> Challenge
Find each line with the word "East" and say how many there are, nothing else.

> Listed entries
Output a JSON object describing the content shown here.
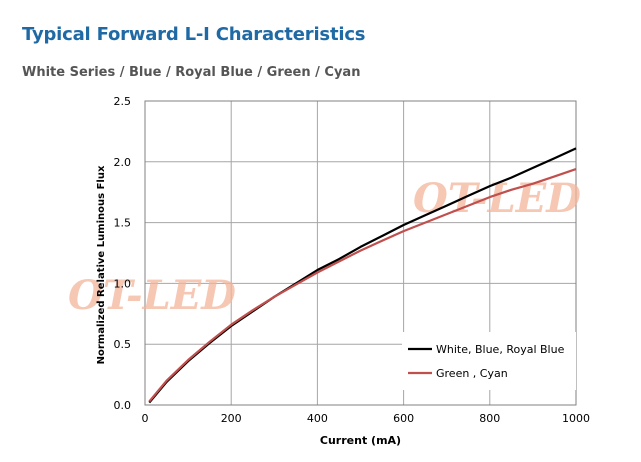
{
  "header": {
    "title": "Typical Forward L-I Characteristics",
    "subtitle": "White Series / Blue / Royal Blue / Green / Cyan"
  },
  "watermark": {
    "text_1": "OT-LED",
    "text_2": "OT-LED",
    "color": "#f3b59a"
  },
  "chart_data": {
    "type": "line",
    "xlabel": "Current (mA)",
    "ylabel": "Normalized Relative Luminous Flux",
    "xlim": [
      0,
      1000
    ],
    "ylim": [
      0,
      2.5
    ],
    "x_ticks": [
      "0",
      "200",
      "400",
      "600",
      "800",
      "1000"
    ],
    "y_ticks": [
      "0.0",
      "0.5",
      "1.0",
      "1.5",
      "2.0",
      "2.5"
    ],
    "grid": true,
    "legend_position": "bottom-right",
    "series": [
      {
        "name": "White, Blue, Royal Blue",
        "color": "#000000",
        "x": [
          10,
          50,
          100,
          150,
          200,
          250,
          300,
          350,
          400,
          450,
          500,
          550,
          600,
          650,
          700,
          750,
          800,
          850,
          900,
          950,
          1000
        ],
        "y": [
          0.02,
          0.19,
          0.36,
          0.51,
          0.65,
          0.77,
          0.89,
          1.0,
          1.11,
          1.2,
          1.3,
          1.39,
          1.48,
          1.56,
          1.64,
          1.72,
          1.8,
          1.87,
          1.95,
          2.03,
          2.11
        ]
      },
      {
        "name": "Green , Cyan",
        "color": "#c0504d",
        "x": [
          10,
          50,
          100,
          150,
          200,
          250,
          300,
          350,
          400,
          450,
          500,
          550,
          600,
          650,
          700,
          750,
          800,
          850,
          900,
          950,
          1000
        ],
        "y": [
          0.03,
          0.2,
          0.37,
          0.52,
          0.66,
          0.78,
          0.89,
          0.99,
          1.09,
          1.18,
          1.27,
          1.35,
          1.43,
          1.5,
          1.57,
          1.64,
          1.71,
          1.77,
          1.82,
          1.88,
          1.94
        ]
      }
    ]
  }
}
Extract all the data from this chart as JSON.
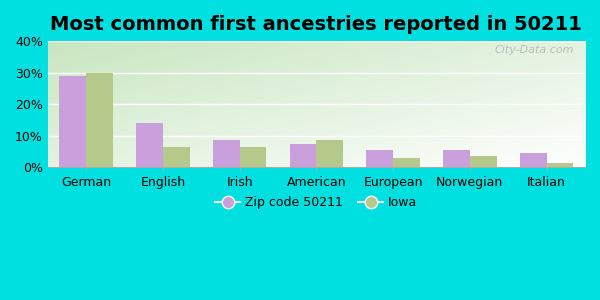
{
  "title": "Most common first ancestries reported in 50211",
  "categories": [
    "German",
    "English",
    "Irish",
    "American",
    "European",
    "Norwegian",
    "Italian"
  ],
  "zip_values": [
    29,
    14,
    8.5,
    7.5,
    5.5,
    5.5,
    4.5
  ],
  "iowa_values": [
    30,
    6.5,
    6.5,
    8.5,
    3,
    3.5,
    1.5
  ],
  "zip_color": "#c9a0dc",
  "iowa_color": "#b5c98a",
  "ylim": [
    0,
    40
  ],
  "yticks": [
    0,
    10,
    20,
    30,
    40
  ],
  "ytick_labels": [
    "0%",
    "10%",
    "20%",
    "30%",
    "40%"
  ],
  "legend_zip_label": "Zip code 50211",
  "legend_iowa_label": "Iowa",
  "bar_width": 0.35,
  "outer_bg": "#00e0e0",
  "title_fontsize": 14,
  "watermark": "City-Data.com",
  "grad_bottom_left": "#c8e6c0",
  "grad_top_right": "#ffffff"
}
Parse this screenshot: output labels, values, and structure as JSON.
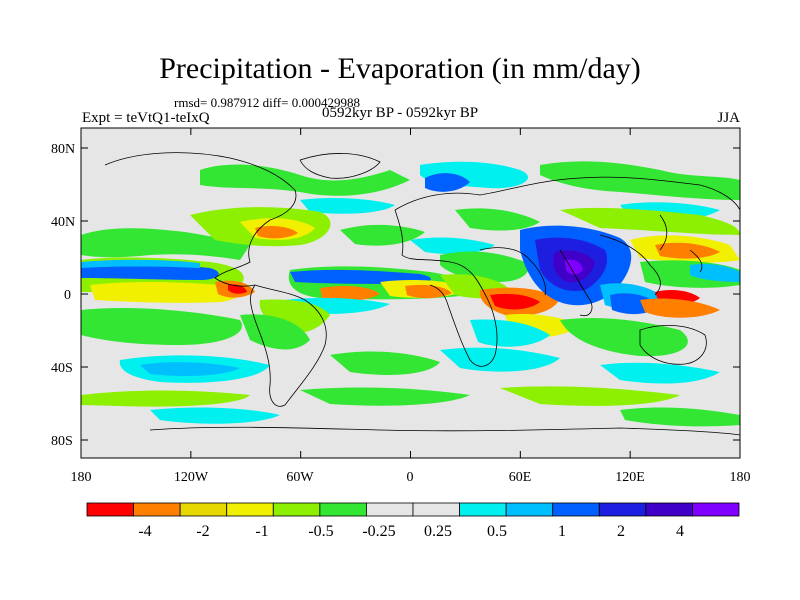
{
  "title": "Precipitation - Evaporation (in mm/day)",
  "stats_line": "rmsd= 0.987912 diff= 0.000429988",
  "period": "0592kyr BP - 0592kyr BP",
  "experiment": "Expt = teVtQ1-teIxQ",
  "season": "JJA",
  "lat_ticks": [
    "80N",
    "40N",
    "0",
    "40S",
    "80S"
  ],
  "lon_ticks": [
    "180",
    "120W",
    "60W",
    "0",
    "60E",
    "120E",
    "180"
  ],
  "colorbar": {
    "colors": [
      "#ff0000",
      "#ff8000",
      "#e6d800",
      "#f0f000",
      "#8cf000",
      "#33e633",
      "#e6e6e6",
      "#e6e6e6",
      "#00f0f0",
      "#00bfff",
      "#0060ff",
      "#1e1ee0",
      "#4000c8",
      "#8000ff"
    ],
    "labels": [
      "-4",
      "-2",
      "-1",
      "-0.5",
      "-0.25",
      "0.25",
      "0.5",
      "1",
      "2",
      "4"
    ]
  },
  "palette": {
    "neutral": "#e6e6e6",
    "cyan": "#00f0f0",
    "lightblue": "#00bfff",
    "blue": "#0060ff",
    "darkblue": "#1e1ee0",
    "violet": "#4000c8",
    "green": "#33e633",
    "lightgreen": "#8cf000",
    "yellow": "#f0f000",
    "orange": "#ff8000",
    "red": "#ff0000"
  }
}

* * *

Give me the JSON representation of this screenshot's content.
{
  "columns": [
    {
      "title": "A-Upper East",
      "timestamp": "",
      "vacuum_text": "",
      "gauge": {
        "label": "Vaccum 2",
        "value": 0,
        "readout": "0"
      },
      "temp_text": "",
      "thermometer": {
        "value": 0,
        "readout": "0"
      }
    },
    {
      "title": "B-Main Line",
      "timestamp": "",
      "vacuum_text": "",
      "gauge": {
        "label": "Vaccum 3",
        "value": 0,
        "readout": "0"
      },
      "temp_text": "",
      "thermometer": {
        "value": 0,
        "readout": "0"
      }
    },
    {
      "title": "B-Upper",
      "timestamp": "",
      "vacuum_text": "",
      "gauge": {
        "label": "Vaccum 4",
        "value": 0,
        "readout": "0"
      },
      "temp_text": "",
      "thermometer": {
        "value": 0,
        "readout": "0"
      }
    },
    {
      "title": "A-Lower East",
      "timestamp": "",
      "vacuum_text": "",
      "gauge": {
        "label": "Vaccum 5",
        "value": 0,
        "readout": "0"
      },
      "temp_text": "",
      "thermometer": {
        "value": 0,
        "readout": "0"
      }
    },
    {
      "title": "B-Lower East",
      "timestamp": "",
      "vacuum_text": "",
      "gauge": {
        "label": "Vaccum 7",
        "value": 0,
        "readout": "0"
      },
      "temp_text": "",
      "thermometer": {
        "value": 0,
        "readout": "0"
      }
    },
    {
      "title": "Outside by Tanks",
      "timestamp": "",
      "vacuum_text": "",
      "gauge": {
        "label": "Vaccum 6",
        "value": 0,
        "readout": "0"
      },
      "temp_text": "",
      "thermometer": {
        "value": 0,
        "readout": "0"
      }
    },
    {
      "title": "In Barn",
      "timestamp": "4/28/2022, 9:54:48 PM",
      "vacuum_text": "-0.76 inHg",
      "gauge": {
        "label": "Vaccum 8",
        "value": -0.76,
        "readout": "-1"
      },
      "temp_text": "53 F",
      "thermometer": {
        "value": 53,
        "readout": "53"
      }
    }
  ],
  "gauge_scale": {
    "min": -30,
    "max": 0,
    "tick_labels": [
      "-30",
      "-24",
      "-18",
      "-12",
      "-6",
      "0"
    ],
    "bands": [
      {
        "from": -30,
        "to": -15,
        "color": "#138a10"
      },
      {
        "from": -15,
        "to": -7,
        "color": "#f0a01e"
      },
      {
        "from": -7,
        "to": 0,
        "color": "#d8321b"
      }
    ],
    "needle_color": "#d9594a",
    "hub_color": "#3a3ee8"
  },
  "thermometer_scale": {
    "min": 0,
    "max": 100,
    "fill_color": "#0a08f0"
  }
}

> Complete response
3